Roger Clark: « La situation des droits humains n’a pas avancé »

Roger Clark:
« La situation des droits humains n’a pas avancé »

Algeria Interface, 28 février 2003

Alger, 28 février 2003 – Une délégation de la section anglaise d’Amnesty International vient de séjourner en Algérie afin d’observer la situation des droits humains dans ce pays. Outre Alger, où ils ont pu s’entretenir avec les autorités et plusieurs associations, les membres de l’organisation non gouvernementale se sont rendu en Kabylie, une région en crise depuis deux ans. Le chef de la mission, Roger Clark dresse un premier bilan après ces deux semaines d’enquête. Interview.

Algeria Interface: Deux années se sont écoulées depuis votre dernière visite en Algérie. Cela signifie-t-il que depuis cette période les autorités ne vous ont pas fourni d’autorisation de séjour?

DONNÉES DISPONIBLES
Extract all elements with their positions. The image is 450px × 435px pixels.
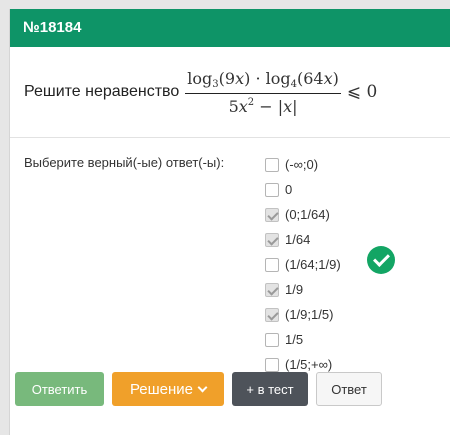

EXERCICES À FAIRE
1. Résumez l'extrait en deux phrases.
2. D'après l'extrait, depuis combien de temps la Kabylie est-elle en crise ?
Servez-vous seulement de l'extrait, pas de la liste.

CORRIGÉ
1. Une délégation de la section anglaise d'Amnesty International a passé deux semaines en Algérie pour observer la situation des droits humains. Elle a rencontré les autorités et plusieurs associations à Alger et s'est rendue en Kabylie, avant que le chef de la mission, Roger Clark, ne dresse un premier bilan en interview.

2. Depuis deux ans.